__Recorded information__
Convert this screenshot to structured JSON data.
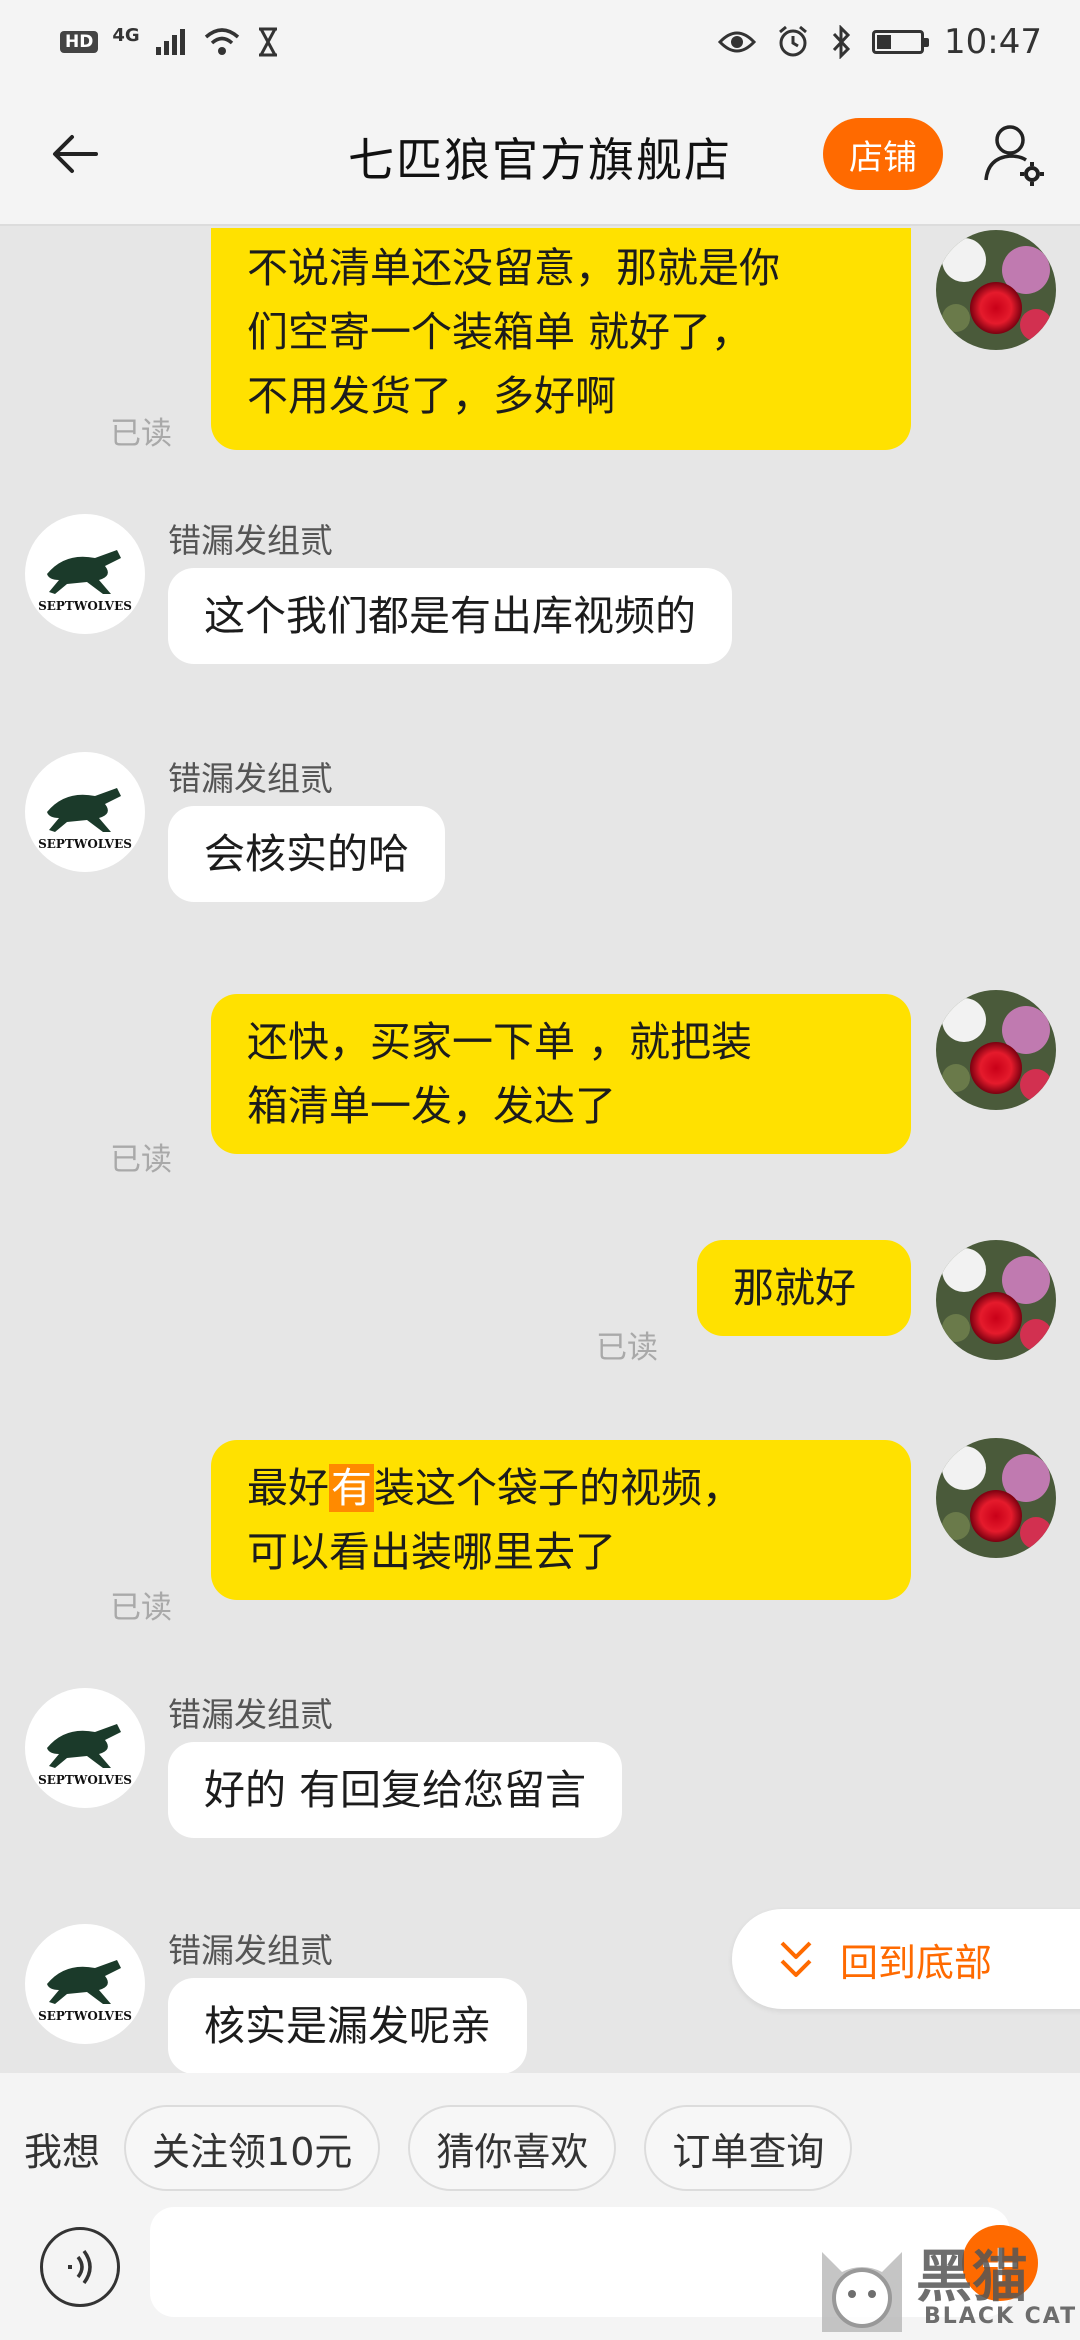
{
  "status_bar": {
    "hd": "HD",
    "network": "4G",
    "time": "10:47"
  },
  "header": {
    "title": "七匹狼官方旗舰店",
    "shop_label": "店铺"
  },
  "messages": [
    {
      "from": "me",
      "lines": [
        "不说清单还没留意，那就是你",
        "们空寄一个装箱单 就好了，",
        "不用发货了，多好啊"
      ],
      "read": "已读"
    },
    {
      "from": "them",
      "sender": "错漏发组贰",
      "text": "这个我们都是有出库视频的"
    },
    {
      "from": "them",
      "sender": "错漏发组贰",
      "text": "会核实的哈"
    },
    {
      "from": "me",
      "lines": [
        "还快，买家一下单 ，就把装",
        "箱清单一发，发达了"
      ],
      "read": "已读"
    },
    {
      "from": "me",
      "text": "那就好",
      "read": "已读"
    },
    {
      "from": "me",
      "line1_before": "最好",
      "line1_highlight": "有",
      "line1_after": "装这个袋子的视频，",
      "line2": "可以看出装哪里去了",
      "read": "已读"
    },
    {
      "from": "them",
      "sender": "错漏发组贰",
      "text": "好的 有回复给您留言"
    },
    {
      "from": "them",
      "sender": "错漏发组贰",
      "text": "核实是漏发呢亲"
    }
  ],
  "brand_logo_text": "SEPTWOLVES",
  "back_to_bottom": "回到底部",
  "quick_bar": {
    "label": "我想",
    "chips": [
      "关注领10元",
      "猜你喜欢",
      "订单查询"
    ]
  },
  "watermark": {
    "cn": "黑猫",
    "en": "BLACK CAT"
  },
  "colors": {
    "accent": "#ff6a00",
    "my_bubble": "#ffe100",
    "their_bubble": "#ffffff",
    "background": "#e6e6e6"
  }
}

__Given problem__
Pictures in the records above should not be copied. Repeat everything else exactly.

__Correct output__
Convert this screenshot to structured JSON data.
{
  "status_bar": {
    "hd": "HD",
    "network": "4G",
    "time": "10:47"
  },
  "header": {
    "title": "七匹狼官方旗舰店",
    "shop_label": "店铺"
  },
  "messages": [
    {
      "from": "me",
      "lines": [
        "不说清单还没留意，那就是你",
        "们空寄一个装箱单 就好了，",
        "不用发货了，多好啊"
      ],
      "read": "已读"
    },
    {
      "from": "them",
      "sender": "错漏发组贰",
      "text": "这个我们都是有出库视频的"
    },
    {
      "from": "them",
      "sender": "错漏发组贰",
      "text": "会核实的哈"
    },
    {
      "from": "me",
      "lines": [
        "还快，买家一下单 ，就把装",
        "箱清单一发，发达了"
      ],
      "read": "已读"
    },
    {
      "from": "me",
      "text": "那就好",
      "read": "已读"
    },
    {
      "from": "me",
      "line1_before": "最好",
      "line1_highlight": "有",
      "line1_after": "装这个袋子的视频，",
      "line2": "可以看出装哪里去了",
      "read": "已读"
    },
    {
      "from": "them",
      "sender": "错漏发组贰",
      "text": "好的 有回复给您留言"
    },
    {
      "from": "them",
      "sender": "错漏发组贰",
      "text": "核实是漏发呢亲"
    }
  ],
  "brand_logo_text": "SEPTWOLVES",
  "back_to_bottom": "回到底部",
  "quick_bar": {
    "label": "我想",
    "chips": [
      "关注领10元",
      "猜你喜欢",
      "订单查询"
    ]
  },
  "watermark": {
    "cn": "黑猫",
    "en": "BLACK CAT"
  },
  "colors": {
    "accent": "#ff6a00",
    "my_bubble": "#ffe100",
    "their_bubble": "#ffffff",
    "background": "#e6e6e6"
  }
}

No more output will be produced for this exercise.